begin Material provided

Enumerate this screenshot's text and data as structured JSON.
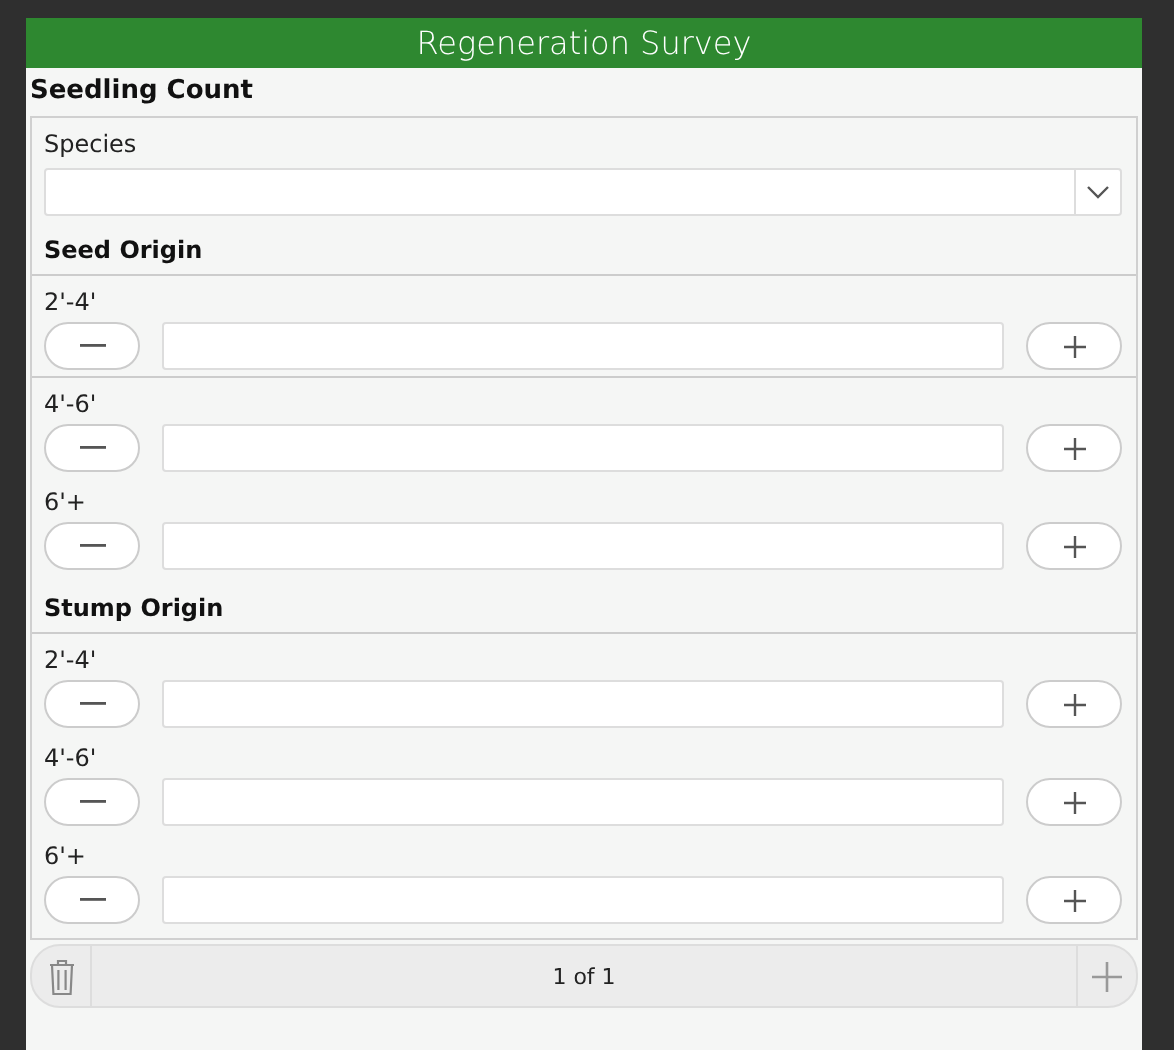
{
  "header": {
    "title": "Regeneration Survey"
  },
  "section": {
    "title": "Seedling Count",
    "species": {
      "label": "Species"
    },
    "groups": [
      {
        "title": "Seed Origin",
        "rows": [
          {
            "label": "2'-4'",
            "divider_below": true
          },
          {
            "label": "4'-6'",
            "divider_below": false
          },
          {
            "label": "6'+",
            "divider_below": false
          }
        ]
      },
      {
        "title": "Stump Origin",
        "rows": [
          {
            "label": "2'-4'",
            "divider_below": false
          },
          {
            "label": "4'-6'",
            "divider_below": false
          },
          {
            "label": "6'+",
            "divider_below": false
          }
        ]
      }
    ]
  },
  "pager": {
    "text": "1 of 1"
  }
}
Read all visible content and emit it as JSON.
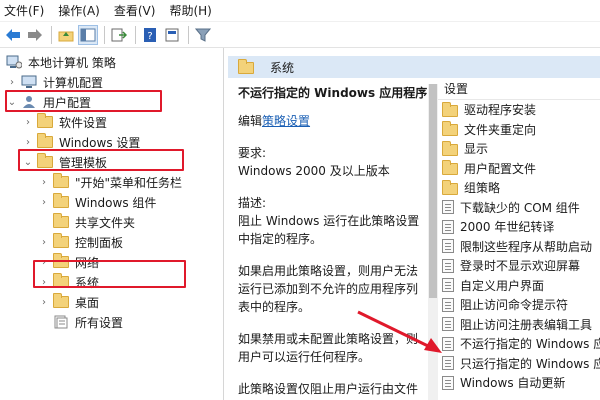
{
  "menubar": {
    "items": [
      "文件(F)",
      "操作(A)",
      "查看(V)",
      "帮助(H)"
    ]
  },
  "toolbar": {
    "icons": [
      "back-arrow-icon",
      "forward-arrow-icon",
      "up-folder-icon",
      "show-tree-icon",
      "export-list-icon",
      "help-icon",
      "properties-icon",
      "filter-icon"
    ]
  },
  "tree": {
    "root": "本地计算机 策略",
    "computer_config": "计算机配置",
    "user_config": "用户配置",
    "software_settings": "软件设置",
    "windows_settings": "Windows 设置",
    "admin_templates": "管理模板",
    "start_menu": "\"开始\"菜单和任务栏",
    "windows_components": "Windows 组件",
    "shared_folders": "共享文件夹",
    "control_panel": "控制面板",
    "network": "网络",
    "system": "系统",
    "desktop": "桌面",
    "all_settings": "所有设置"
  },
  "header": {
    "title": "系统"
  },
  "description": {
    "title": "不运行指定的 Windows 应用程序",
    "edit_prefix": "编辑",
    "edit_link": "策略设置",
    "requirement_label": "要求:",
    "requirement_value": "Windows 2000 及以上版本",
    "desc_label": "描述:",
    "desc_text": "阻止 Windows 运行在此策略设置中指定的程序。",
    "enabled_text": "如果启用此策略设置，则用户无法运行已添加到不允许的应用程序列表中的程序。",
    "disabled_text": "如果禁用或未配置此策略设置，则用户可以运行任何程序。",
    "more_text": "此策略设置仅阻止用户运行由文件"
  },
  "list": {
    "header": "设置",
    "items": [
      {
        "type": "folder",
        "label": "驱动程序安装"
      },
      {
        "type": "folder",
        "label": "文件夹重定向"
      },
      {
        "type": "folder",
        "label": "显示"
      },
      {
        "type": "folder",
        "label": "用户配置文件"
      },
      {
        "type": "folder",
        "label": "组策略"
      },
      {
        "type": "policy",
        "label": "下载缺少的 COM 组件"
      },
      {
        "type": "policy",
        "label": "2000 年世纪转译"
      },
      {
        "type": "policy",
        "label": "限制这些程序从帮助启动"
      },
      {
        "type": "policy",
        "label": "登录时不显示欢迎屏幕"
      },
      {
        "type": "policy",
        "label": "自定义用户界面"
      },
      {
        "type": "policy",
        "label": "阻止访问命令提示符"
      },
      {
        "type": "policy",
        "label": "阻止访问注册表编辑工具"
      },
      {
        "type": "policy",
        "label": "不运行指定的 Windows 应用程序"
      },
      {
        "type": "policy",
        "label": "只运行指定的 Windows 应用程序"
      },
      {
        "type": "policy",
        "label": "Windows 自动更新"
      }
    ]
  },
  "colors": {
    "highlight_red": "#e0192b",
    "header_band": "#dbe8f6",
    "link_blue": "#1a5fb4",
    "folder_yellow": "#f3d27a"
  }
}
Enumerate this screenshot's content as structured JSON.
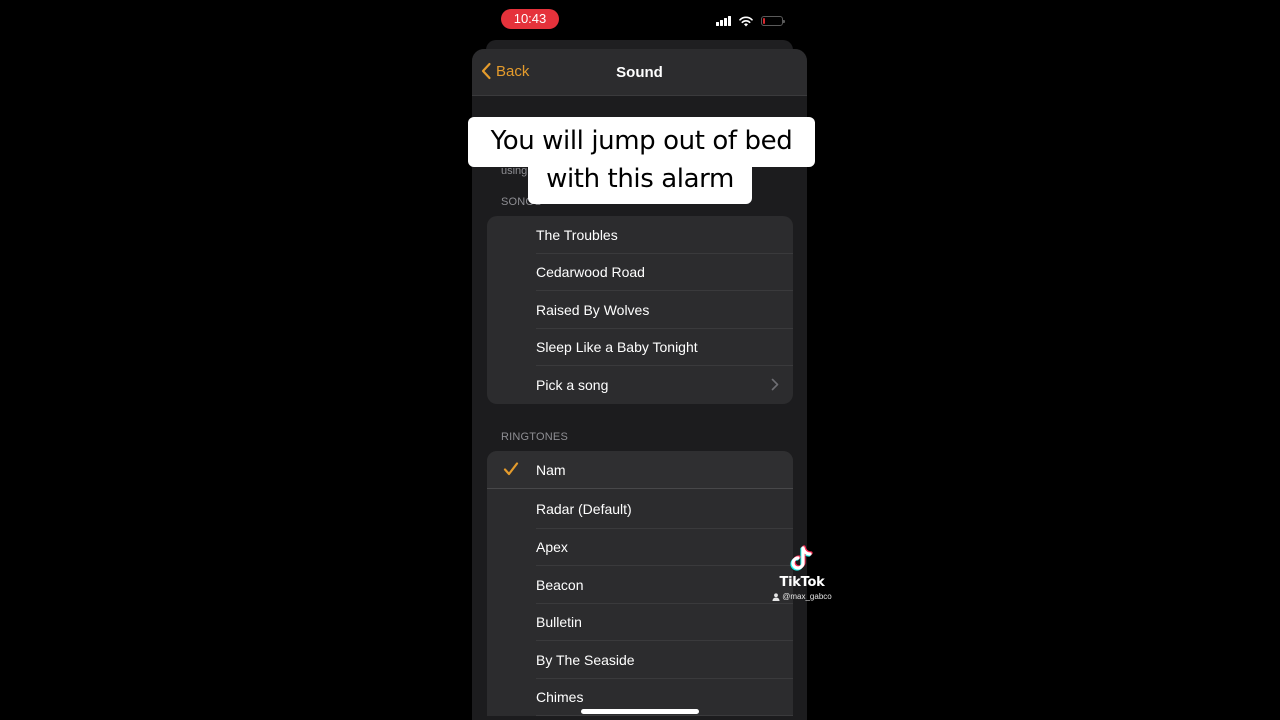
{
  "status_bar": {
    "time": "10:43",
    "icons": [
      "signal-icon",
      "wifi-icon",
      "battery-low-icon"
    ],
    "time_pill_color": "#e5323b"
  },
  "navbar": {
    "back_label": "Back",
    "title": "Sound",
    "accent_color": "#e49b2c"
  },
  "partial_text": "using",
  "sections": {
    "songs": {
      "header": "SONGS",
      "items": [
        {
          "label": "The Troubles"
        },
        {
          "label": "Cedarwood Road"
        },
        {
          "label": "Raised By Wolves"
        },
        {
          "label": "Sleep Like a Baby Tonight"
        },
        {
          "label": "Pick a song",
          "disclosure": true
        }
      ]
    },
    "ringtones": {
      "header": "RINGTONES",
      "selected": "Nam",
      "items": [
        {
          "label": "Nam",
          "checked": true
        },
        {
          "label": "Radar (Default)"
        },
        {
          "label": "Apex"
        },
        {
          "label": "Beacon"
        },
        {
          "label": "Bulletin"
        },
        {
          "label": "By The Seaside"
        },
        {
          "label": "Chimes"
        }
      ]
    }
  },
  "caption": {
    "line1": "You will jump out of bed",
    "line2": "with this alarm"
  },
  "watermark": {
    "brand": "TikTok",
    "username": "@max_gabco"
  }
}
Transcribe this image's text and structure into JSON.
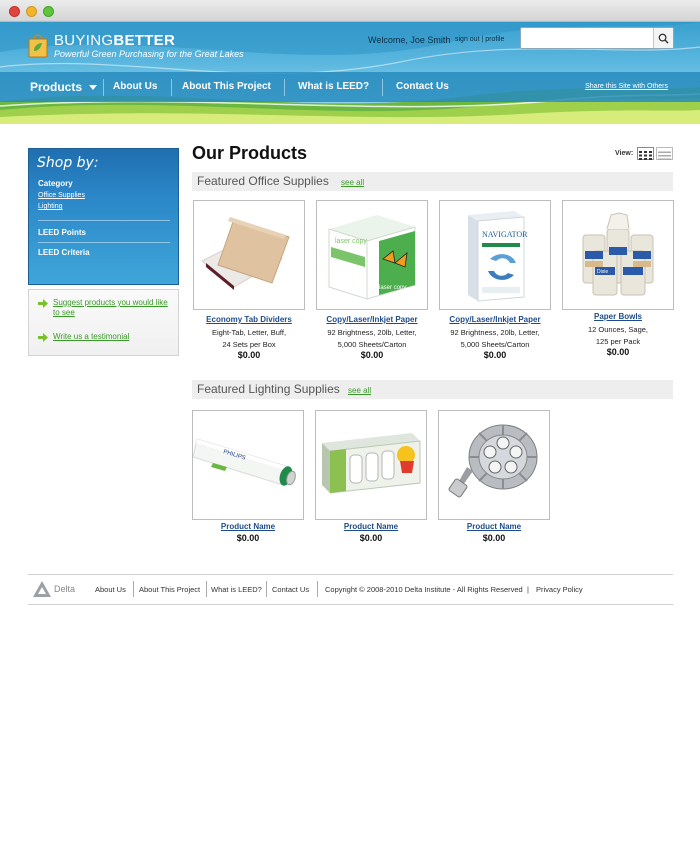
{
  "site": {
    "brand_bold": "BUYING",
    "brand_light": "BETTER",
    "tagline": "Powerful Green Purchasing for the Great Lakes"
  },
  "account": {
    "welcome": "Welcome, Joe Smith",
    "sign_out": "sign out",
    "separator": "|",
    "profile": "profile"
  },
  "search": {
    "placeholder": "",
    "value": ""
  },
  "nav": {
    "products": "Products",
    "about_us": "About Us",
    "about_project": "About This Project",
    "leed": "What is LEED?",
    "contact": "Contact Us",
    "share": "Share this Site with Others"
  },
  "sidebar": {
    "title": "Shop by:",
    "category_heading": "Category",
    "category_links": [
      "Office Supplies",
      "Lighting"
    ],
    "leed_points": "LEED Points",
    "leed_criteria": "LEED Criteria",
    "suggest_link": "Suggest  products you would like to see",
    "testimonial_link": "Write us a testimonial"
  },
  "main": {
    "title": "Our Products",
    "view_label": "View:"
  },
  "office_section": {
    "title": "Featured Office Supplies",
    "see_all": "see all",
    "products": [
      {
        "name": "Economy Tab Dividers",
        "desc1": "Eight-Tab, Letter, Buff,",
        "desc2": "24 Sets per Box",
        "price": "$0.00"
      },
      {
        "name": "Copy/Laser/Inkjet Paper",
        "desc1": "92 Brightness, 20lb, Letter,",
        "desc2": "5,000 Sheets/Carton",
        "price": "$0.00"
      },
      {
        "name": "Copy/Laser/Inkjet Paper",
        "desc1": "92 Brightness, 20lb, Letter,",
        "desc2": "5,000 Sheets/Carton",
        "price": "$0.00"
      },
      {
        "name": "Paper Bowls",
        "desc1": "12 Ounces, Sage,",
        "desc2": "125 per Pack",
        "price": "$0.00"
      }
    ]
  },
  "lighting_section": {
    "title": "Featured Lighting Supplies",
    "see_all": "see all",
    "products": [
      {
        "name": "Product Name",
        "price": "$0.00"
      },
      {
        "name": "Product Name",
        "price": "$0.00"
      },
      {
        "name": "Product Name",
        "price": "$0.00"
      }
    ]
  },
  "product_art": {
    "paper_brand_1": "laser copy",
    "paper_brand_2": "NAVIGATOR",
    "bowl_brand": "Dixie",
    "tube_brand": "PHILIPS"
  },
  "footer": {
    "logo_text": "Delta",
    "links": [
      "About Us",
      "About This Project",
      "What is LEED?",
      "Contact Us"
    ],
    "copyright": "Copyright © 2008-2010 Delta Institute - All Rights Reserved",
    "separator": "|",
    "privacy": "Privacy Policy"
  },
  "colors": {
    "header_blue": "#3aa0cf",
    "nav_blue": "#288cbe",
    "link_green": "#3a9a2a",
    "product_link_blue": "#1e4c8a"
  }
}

end Material provided

Tell how many lines of the data above hold the string "true". Give only the number.

3